__CHALLENGE__.
Extract every entry word for word.

--- BEGIN ITEMS ---

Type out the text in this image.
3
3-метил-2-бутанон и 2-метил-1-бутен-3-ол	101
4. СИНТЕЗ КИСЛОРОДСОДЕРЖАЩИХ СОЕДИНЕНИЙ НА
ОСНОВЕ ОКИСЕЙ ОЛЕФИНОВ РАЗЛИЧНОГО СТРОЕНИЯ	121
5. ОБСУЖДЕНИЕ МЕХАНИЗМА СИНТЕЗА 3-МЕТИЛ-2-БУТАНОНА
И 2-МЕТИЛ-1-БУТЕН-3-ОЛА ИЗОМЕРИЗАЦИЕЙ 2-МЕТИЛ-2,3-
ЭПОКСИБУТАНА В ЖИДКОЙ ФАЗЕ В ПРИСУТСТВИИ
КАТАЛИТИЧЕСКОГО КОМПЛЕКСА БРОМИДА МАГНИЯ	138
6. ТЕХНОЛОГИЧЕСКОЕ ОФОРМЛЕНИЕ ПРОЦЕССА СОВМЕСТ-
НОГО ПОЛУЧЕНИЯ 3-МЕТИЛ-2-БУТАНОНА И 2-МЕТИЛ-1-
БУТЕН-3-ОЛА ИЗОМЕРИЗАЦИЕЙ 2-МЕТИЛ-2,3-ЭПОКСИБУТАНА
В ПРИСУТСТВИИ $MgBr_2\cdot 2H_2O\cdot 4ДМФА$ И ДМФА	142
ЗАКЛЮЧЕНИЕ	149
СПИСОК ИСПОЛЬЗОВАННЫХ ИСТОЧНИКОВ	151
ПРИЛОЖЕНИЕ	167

--- END ITEMS ---

__WRITTEN ANSWER__.
Type out the text in this image.
3
3-метил-2-бутанон и 2-метил-1-бутен-3-ол	101
4. СИНТЕЗ КИСЛОРОДСОДЕРЖАЩИХ СОЕДИНЕНИЙ НА
ОСНОВЕ ОКИСЕЙ ОЛЕФИНОВ РАЗЛИЧНОГО СТРОЕНИЯ	121
5. ОБСУЖДЕНИЕ МЕХАНИЗМА СИНТЕЗА 3-МЕТИЛ-2-БУТАНОНА
И 2-МЕТИЛ-1-БУТЕН-3-ОЛА ИЗОМЕРИЗАЦИЕЙ 2-МЕТИЛ-2,3-
ЭПОКСИБУТАНА В ЖИДКОЙ ФАЗЕ В ПРИСУТСТВИИ
КАТАЛИТИЧЕСКОГО КОМПЛЕКСА БРОМИДА МАГНИЯ	138
6. ТЕХНОЛОГИЧЕСКОЕ ОФОРМЛЕНИЕ ПРОЦЕССА СОВМЕСТ-
НОГО ПОЛУЧЕНИЯ 3-МЕТИЛ-2-БУТАНОНА И 2-МЕТИЛ-1-
БУТЕН-3-ОЛА ИЗОМЕРИЗАЦИЕЙ 2-МЕТИЛ-2,3-ЭПОКСИБУТАНА
В ПРИСУТСТВИИ $MgBr_2\cdot 2H_2O\cdot 4ДМФА$ И ДМФА	142
ЗАКЛЮЧЕНИЕ	149
СПИСОК ИСПОЛЬЗОВАННЫХ ИСТОЧНИКОВ	151
ПРИЛОЖЕНИЕ	167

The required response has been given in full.